Exercise prompt: From the entries below, copy out every line with "Prades" in it.

(Stored entries)
>> start

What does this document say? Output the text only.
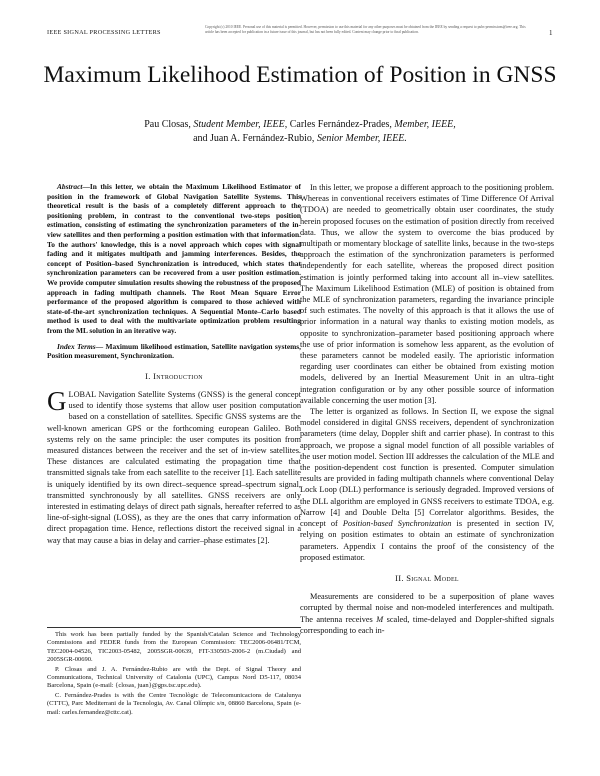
IEEE SIGNAL PROCESSING LETTERS
Copyright (c) 2010 IEEE. Personal use of this material is permitted. However, permission to use this material for any other purposes must be obtained from the IEEE by sending a request to pubs-permissions@ieee.org. This article has been accepted for publication in a future issue of this journal, but has not been fully edited. Content may change prior to final publication.	1
Maximum Likelihood Estimation of Position in GNSS
Pau Closas, Student Member, IEEE, Carles Fernández-Prades, Member, IEEE,
and Juan A. Fernández-Rubio, Senior Member, IEEE.

Abstract—In this letter, we obtain the Maximum Likelihood Estimator of position in the framework of Global Navigation Satellite Systems. This theoretical result is the basis of a completely different approach to the positioning problem, in contrast to the conventional two-steps position estimation, consisting of estimating the synchronization parameters of the in-view satellites and then performing a position estimation with that information. To the authors' knowledge, this is a novel approach which copes with signal fading and it mitigates multipath and jamming interferences. Besides, the concept of Position–based Synchronization is introduced, which states that synchronization parameters can be recovered from a user position estimation. We provide computer simulation results showing the robustness of the proposed approach in fading multipath channels. The Root Mean Square Error performance of the proposed algorithm is compared to those achieved with state-of-the-art synchronization techniques. A Sequential Monte–Carlo based method is used to deal with the multivariate optimization problem resulting from the ML solution in an iterative way.

Index Terms— Maximum likelihood estimation, Satellite navigation systems, Position measurement, Synchronization.

I. Introduction

GLOBAL Navigation Satellite Systems (GNSS) is the general concept used to identify those systems that allow user position computation based on a constellation of satellites. Specific GNSS systems are the well-known american GPS or the forthcoming european Galileo. Both systems rely on the same principle: the user computes its position from measured distances between the receiver and the set of in-view satellites. These distances are calculated estimating the propagation time that transmitted signals take from each satellite to the receiver [1]. Each satellite is uniquely identified by its own direct–sequence spread–spectrum signal, transmitted synchronously by all satellites. GNSS receivers are only interested in estimating delays of direct path signals, hereafter referred to as line-of-sight-signal (LOSS), as they are the ones that carry information of direct propagation time. Hence, reflections distort the received signal in a way that may cause a bias in delay and carrier–phase estimates [2].

This work has been partially funded by the Spanish/Catalan Science and Technology Commissions and FEDER funds from the European Commission: TEC2006-06481/TCM, TEC2004-04526, TIC2003-05482, 2005SGR-00639, FIT-330503-2006-2 (m.Ciudad) and 2005SGR-00690.

P. Closas and J. A. Fernández-Rubio are with the Dept. of Signal Theory and Communications, Technical University of Catalonia (UPC), Campus Nord D5-117, 08034 Barcelona, Spain (e-mail: {closas, juan}@gps.tsc.upc.edu).

C. Fernández-Prades is with the Centre Tecnològic de Telecomunicacions de Catalunya (CTTC), Parc Mediterrani de la Tecnologia, Av. Canal Olímpic s/n, 08860 Barcelona, Spain (e-mail: carles.fernandez@cttc.cat).

In this letter, we propose a different approach to the positioning problem. Whereas in conventional receivers estimates of Time Difference Of Arrival (TDOA) are needed to geometrically obtain user coordinates, the study herein proposed focuses on the estimation of position directly from received data. Thus, we allow the system to overcome the bias produced by multipath or momentary blockage of satellite links, because in the two-steps approach the estimation of the synchronization parameters is performed independently for each satellite, whereas the proposed direct position estimation is jointly performed taking into account all in–view satellites. The Maximum Likelihood Estimation (MLE) of position is obtained from the MLE of synchronization parameters, regarding the invariance principle of such estimates. The novelty of this approach is that it allows the use of prior information in a natural way thanks to existing motion models, as opposite to synchronization–parameter based positioning approach where the use of prior information is somehow less apparent, as the evolution of these parameters cannot be modeled easily. The aprioristic information regarding user coordinates can either be obtained from existing motion models, delivered by an Inertial Measurement Unit in an ultra–tight integration configuration or by any other possible source of information available concerning the user motion [3].

The letter is organized as follows. In Section II, we expose the signal model considered in digital GNSS receivers, dependent of synchronization parameters (time delay, Doppler shift and carrier phase). In contrast to this approach, we propose a signal model function of all possible variables of the user motion model. Section III addresses the calculation of the MLE and the position-dependent cost function is presented. Computer simulation results are provided in fading multipath channels where conventional Delay Lock Loop (DLL) performance is seriously degraded. Improved versions of the DLL algorithm are employed in GNSS receivers to estimate TDOA, e.g. Narrow [4] and Double Delta [5] Correlator algorithms. Besides, the concept of Position-based Synchronization is presented in section IV, relying on position estimates to obtain an estimate of synchronization parameters. Appendix I contains the proof of the consistency of the proposed estimator.

II. Signal Model

Measurements are considered to be a superposition of plane waves corrupted by thermal noise and non-modeled interferences and multipath. The antenna receives M scaled, time-delayed and Doppler-shifted signals corresponding to each in-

>> end

Result:
Pau Closas, Student Member, IEEE, Carles Fernández-Prades, Member, IEEE,
C. Fernández-Prades is with the Centre Tecnològic de Telecomunicacions de Catalunya (CTTC), Parc Mediterrani de la Tecnologia, Av. Canal Olímpic s/n, 08860 Barcelona, Spain (e-mail: carles.fernandez@cttc.cat).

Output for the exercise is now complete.